QUOTED TEXT:
Here are some deals on New Boston amps but I am sure there is no warranty other than DOA. One of them says 2 year warranty but you will find 30 days or so after purchase you will never be able to reach them again or contact info is no good. Your warranty is with ebay and paypal.

GT42
Boston Acoustics GT-42 Car Amplifier | eBay

Boston-Acoustics GT42 4 CHANNEL AMP (Boston GT-42). | eBay

GT4100
2011 BOSTON GT4100 AMPLIFIER CAR AMP 4-CHANNEL+2YR WRNT | eBay

GT-4100 BOSTON ACOUSTICS 4CH SPEAKER AMP 900W AMPLIFIER | eBay


----------



## rexroadj (Oct 31, 2008)

Well I completely disagree with bostons not being worth the retail tag but thats not the point. I would also decide if you have room for a surfboard or not?

I know where you can get a GREAT deal on the gt2200 and gt275


----------



## jimmys91 (Nov 28, 2009)

I 3rd that the boston GT amps are SUPER value, the GT20, GT22, and GT24 are all super amps built and design by same build house as Mosconi/audio systems. GT20 can be had for $75 to $100, GT24 for around $200. 
If my Soundstream D series give me problems i will be replacing with the BA GT's for sure.


----------



## jester (Jun 1, 2011)

Woah!!! I didn't realize Boston Acoustics were still in the retail business. I know for a while I couldn't find anything from them except for their old stock. I will definitely give them a look over!!!


----------



## rexroadj (Oct 31, 2008)

Well for $300 I can give you 200x2 to your front stage and 75x2 to your rears via boston GT2200 and GT275. VERY small package and TONS of clean power! The 2200 is beating the snot out of my two subs right now (900x1)


----------



## MrMoto (Aug 20, 2009)

Let me rephrase my statement. If were a DIYI, going to buy a new Boston amp, and had only $400, I would purchase it for 1/2 the price before I would pay retail. Warrany would be the only reason I would buy otherwise. This amp is a good amp so a warranty claim most likely won't be an issue. 

I had a GT42. I think I got a whooping $200 out of it when I sold it used and I paid retail.

As far as the surfboard, With power comes size.

Not to get off subject, One thing I don't understand is how can these companies sell the amps for more than 1/2 the price and make money? Why don't the manufactures set advertising limits to prevent such discounting to protect the store front retailer or is it just about the numbers?


----------



## rexroadj (Oct 31, 2008)

REQUIRED ACTIONS:
1. Retype the part of the forum thread about Boston amplifiers that opens with the words containing "## jimmys91 (Nov" and closes with "(Jun 1, 2011)".
2. In the forum thread about Boston amplifiers, for what price can the GT20 be had?

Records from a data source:
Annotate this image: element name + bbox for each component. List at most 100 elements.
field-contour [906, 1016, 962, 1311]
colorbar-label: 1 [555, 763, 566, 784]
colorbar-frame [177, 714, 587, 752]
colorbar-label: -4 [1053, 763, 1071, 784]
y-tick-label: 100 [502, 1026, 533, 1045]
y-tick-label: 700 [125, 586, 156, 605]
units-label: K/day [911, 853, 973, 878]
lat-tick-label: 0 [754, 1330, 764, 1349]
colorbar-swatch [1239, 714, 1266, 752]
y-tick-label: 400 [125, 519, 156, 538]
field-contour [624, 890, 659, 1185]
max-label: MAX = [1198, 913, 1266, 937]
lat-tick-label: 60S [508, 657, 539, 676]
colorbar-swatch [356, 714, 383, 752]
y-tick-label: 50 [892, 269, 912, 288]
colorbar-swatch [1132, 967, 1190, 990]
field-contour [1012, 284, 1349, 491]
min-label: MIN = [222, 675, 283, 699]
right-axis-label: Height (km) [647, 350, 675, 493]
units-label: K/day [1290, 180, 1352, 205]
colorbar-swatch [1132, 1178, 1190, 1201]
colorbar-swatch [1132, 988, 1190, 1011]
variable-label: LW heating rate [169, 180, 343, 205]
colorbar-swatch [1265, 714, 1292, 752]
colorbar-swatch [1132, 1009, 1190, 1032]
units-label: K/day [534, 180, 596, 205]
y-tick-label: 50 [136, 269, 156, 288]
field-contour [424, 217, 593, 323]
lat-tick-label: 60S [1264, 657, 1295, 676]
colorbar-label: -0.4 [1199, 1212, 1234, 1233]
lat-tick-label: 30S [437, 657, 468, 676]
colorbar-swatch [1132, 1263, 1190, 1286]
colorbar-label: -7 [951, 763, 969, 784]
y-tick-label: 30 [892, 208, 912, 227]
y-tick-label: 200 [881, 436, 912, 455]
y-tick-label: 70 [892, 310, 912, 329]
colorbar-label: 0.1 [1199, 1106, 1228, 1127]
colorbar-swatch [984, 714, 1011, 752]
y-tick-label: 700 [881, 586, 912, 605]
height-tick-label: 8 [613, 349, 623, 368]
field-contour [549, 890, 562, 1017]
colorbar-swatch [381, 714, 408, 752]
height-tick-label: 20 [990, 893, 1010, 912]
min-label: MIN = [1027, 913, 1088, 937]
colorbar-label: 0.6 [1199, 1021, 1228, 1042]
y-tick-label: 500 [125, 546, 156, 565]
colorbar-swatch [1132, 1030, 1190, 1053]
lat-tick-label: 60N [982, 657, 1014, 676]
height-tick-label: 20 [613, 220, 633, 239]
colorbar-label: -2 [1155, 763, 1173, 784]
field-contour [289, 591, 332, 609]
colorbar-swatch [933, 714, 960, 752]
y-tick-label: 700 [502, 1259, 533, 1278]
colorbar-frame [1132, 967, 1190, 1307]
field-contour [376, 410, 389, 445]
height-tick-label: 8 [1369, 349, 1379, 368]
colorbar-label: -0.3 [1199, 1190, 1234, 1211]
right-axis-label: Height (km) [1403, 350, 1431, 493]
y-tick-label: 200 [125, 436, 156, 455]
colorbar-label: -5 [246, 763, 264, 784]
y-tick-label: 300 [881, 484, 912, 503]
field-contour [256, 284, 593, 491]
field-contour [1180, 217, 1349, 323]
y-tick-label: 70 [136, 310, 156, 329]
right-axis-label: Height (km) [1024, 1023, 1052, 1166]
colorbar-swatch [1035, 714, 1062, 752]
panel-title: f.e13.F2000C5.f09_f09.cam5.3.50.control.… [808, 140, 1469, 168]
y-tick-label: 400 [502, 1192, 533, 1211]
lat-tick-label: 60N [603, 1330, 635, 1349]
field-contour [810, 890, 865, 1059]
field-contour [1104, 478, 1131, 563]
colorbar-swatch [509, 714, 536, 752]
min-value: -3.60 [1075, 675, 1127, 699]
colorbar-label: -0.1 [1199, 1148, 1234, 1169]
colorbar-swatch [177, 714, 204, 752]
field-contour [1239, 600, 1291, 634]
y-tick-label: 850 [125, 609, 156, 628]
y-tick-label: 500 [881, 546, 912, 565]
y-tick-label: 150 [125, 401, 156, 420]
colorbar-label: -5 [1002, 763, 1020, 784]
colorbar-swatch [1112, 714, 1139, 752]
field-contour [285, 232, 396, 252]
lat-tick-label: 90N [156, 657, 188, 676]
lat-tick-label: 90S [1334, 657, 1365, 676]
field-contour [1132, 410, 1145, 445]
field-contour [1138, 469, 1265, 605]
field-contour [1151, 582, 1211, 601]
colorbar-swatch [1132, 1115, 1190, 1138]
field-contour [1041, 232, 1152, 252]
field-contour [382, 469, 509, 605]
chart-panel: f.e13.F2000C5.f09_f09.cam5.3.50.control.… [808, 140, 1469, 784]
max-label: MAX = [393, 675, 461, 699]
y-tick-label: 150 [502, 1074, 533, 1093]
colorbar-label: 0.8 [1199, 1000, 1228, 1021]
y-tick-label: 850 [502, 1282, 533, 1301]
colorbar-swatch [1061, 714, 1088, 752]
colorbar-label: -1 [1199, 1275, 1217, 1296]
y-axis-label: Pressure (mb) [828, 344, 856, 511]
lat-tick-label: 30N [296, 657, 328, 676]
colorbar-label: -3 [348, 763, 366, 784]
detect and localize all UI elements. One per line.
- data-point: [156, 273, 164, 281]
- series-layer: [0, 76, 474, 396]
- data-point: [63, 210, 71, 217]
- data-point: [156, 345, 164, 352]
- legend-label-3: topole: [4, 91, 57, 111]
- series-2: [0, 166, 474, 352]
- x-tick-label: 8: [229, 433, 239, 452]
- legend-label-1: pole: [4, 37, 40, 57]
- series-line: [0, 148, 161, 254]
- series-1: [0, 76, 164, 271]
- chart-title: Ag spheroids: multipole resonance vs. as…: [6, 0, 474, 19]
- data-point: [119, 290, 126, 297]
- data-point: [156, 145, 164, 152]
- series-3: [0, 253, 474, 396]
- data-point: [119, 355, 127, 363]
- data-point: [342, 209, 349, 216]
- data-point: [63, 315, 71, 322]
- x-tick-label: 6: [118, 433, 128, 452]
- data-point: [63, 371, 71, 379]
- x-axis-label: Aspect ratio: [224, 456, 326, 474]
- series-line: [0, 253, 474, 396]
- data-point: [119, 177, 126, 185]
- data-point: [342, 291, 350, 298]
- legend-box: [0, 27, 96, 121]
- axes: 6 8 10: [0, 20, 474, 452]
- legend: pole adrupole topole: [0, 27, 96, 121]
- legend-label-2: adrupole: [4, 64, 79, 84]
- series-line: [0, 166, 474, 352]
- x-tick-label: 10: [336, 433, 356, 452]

RESULTS FOR THE EXERCISE:
1.
## jimmys91 (Nov 28, 2009)

I 3rd that the boston GT amps are SUPER value, the GT20, GT22, and GT24 are all super amps built and design by same build house as Mosconi/audio systems. GT20 can be had for $75 to $100, GT24 for around $200. 
If my Soundstream D series give me problems i will be replacing with the BA GT's for sure.


----------



## jester (Jun 1, 2011)

2. $75 to $100.